## DATA EXTRACT

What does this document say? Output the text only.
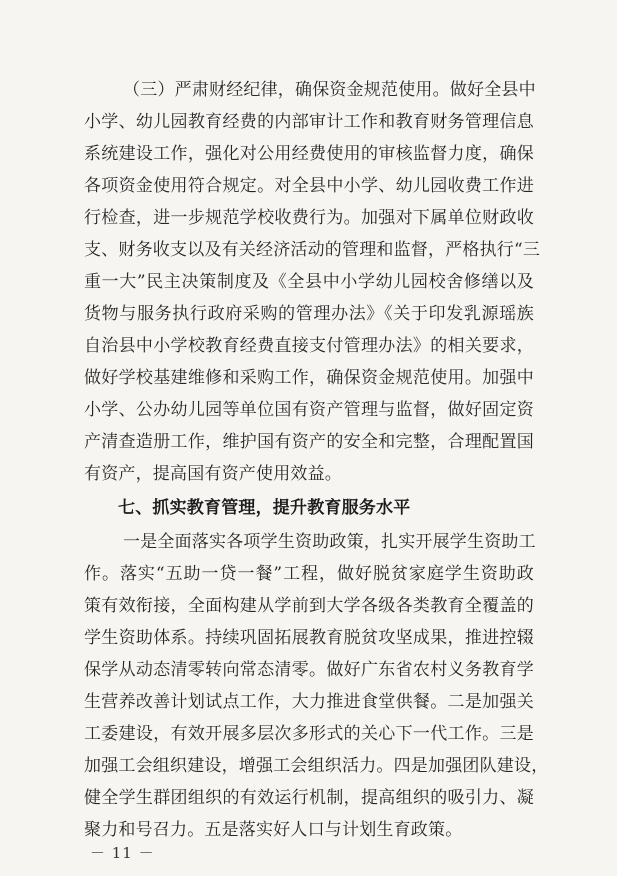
（三）严肃财经纪律，确保资金规范使用。做好全县中
小学、幼儿园教育经费的内部审计工作和教育财务管理信息
系统建设工作，强化对公用经费使用的审核监督力度，确保
各项资金使用符合规定。对全县中小学、幼儿园收费工作进
行检查，进一步规范学校收费行为。加强对下属单位财政收
支、财务收支以及有关经济活动的管理和监督，严格执行“三
重一大”民主决策制度及《全县中小学幼儿园校舍修缮以及
货物与服务执行政府采购的管理办法》《关于印发乳源瑶族
自治县中小学校教育经费直接支付管理办法》的相关要求，
做好学校基建维修和采购工作，确保资金规范使用。加强中
小学、公办幼儿园等单位国有资产管理与监督，做好固定资
产清查造册工作，维护国有资产的安全和完整，合理配置国
有资产，提高国有资产使用效益。
七、抓实教育管理，提升教育服务水平
一是全面落实各项学生资助政策，扎实开展学生资助工
作。落实“五助一贷一餐”工程，做好脱贫家庭学生资助政
策有效衔接，全面构建从学前到大学各级各类教育全覆盖的
学生资助体系。持续巩固拓展教育脱贫攻坚成果，推进控辍
保学从动态清零转向常态清零。做好广东省农村义务教育学
生营养改善计划试点工作，大力推进食堂供餐。二是加强关
工委建设，有效开展多层次多形式的关心下一代工作。三是
加强工会组织建设，增强工会组织活力。四是加强团队建设，
健全学生群团组织的有效运行机制，提高组织的吸引力、凝
聚力和号召力。五是落实好人口与计划生育政策。
－ 11 －
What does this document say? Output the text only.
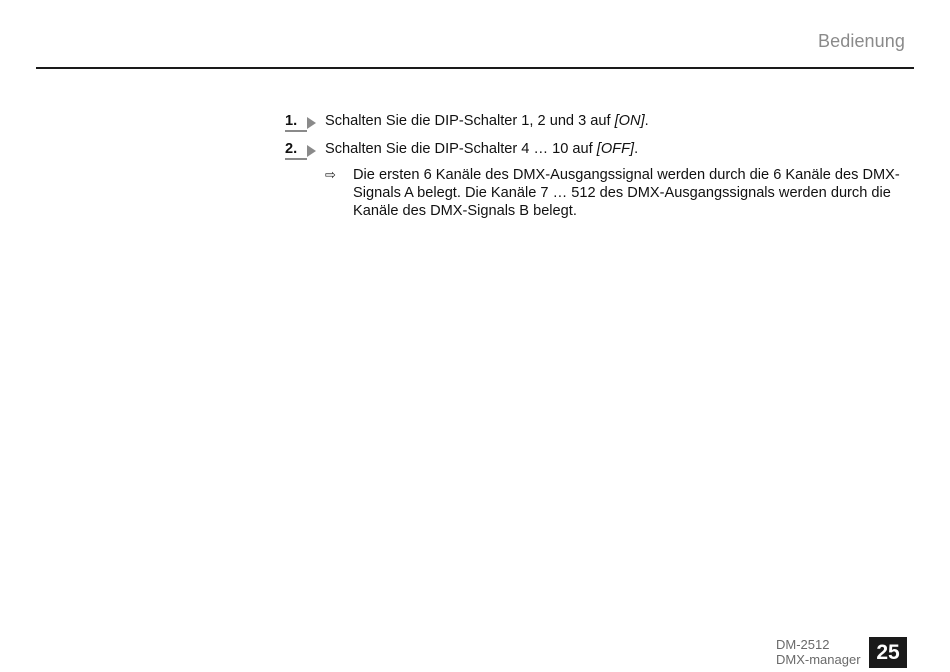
Bedienung
1. Schalten Sie die DIP-Schalter 1, 2 und 3 auf [ON].
2. Schalten Sie die DIP-Schalter 4 … 10 auf [OFF].
⇨ Die ersten 6 Kanäle des DMX-Ausgangssignal werden durch die 6 Kanäle des DMX-Signals A belegt. Die Kanäle 7 … 512 des DMX-Ausgangssignals werden durch die Kanäle des DMX-Signals B belegt.
DM-2512
DMX-manager 25
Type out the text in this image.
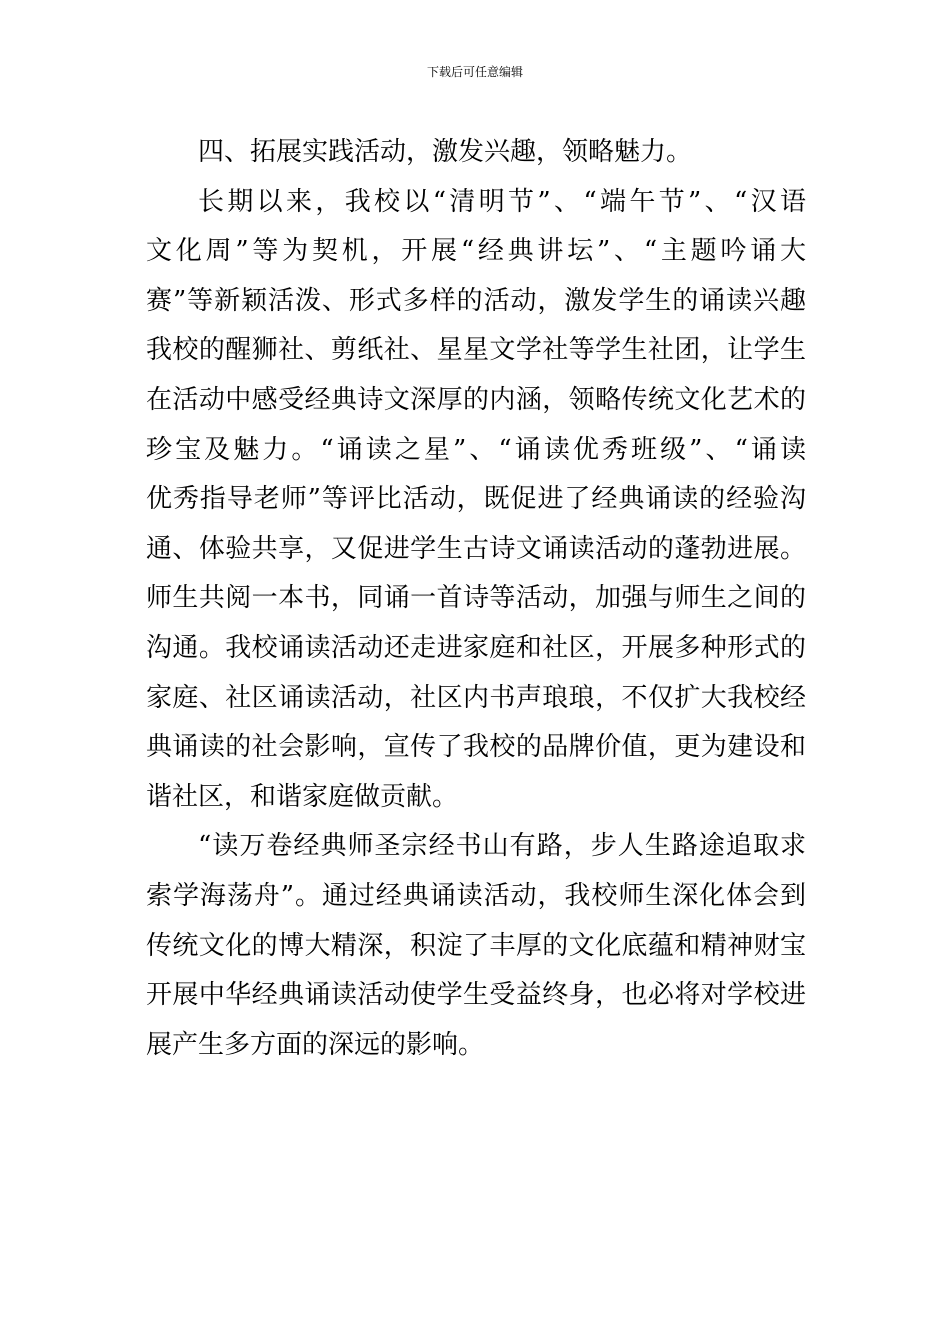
下载后可任意编辑
四、拓展实践活动，激发兴趣，领略魅力。
长期以来，我校以“清明节”、“端午节”、“汉语
文化周”等为契机，开展“经典讲坛”、“主题吟诵大
赛”等新颖活泼、形式多样的活动，激发学生的诵读兴趣
我校的醒狮社、剪纸社、星星文学社等学生社团，让学生
在活动中感受经典诗文深厚的内涵，领略传统文化艺术的
珍宝及魅力。“诵读之星”、“诵读优秀班级”、“诵读
优秀指导老师”等评比活动，既促进了经典诵读的经验沟
通、体验共享，又促进学生古诗文诵读活动的蓬勃进展。
师生共阅一本书，同诵一首诗等活动，加强与师生之间的
沟通。我校诵读活动还走进家庭和社区，开展多种形式的
家庭、社区诵读活动，社区内书声琅琅，不仅扩大我校经
典诵读的社会影响，宣传了我校的品牌价值，更为建设和
谐社区，和谐家庭做贡献。
“读万卷经典师圣宗经书山有路，步人生路途追取求
索学海荡舟”。通过经典诵读活动，我校师生深化体会到
传统文化的博大精深，积淀了丰厚的文化底蕴和精神财宝
开展中华经典诵读活动使学生受益终身，也必将对学校进
展产生多方面的深远的影响。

## DO THIS
Without including any pictures, reproduce the listing exactly.

## FULL OUTPUT
What does this document say? Output the text only.
（三）严肃财经纪律，确保资金规范使用。做好全县中
小学、幼儿园教育经费的内部审计工作和教育财务管理信息
系统建设工作，强化对公用经费使用的审核监督力度，确保
各项资金使用符合规定。对全县中小学、幼儿园收费工作进
行检查，进一步规范学校收费行为。加强对下属单位财政收
支、财务收支以及有关经济活动的管理和监督，严格执行“三
重一大”民主决策制度及《全县中小学幼儿园校舍修缮以及
货物与服务执行政府采购的管理办法》《关于印发乳源瑶族
自治县中小学校教育经费直接支付管理办法》的相关要求，
做好学校基建维修和采购工作，确保资金规范使用。加强中
小学、公办幼儿园等单位国有资产管理与监督，做好固定资
产清查造册工作，维护国有资产的安全和完整，合理配置国
有资产，提高国有资产使用效益。
七、抓实教育管理，提升教育服务水平
一是全面落实各项学生资助政策，扎实开展学生资助工
作。落实“五助一贷一餐”工程，做好脱贫家庭学生资助政
策有效衔接，全面构建从学前到大学各级各类教育全覆盖的
学生资助体系。持续巩固拓展教育脱贫攻坚成果，推进控辍
保学从动态清零转向常态清零。做好广东省农村义务教育学
生营养改善计划试点工作，大力推进食堂供餐。二是加强关
工委建设，有效开展多层次多形式的关心下一代工作。三是
加强工会组织建设，增强工会组织活力。四是加强团队建设，
健全学生群团组织的有效运行机制，提高组织的吸引力、凝
聚力和号召力。五是落实好人口与计划生育政策。
－ 11 －
What does this document say? Output the text only.
Bedienung
1. Schalten Sie die DIP-Schalter 1, 2 und 3 auf [ON].
2. Schalten Sie die DIP-Schalter 4 … 10 auf [OFF].
⇨ Die ersten 6 Kanäle des DMX-Ausgangssignal werden durch die 6 Kanäle des DMX-Signals A belegt. Die Kanäle 7 … 512 des DMX-Ausgangssignals werden durch die Kanäle des DMX-Signals B belegt.
DM-2512
DMX-manager 25
Type out the text in this image.
下载后可任意编辑
四、拓展实践活动，激发兴趣，领略魅力。
长期以来，我校以“清明节”、“端午节”、“汉语
文化周”等为契机，开展“经典讲坛”、“主题吟诵大
赛”等新颖活泼、形式多样的活动，激发学生的诵读兴趣
我校的醒狮社、剪纸社、星星文学社等学生社团，让学生
在活动中感受经典诗文深厚的内涵，领略传统文化艺术的
珍宝及魅力。“诵读之星”、“诵读优秀班级”、“诵读
优秀指导老师”等评比活动，既促进了经典诵读的经验沟
通、体验共享，又促进学生古诗文诵读活动的蓬勃进展。
师生共阅一本书，同诵一首诗等活动，加强与师生之间的
沟通。我校诵读活动还走进家庭和社区，开展多种形式的
家庭、社区诵读活动，社区内书声琅琅，不仅扩大我校经
典诵读的社会影响，宣传了我校的品牌价值，更为建设和
谐社区，和谐家庭做贡献。
“读万卷经典师圣宗经书山有路，步人生路途追取求
索学海荡舟”。通过经典诵读活动，我校师生深化体会到
传统文化的博大精深，积淀了丰厚的文化底蕴和精神财宝
开展中华经典诵读活动使学生受益终身，也必将对学校进
展产生多方面的深远的影响。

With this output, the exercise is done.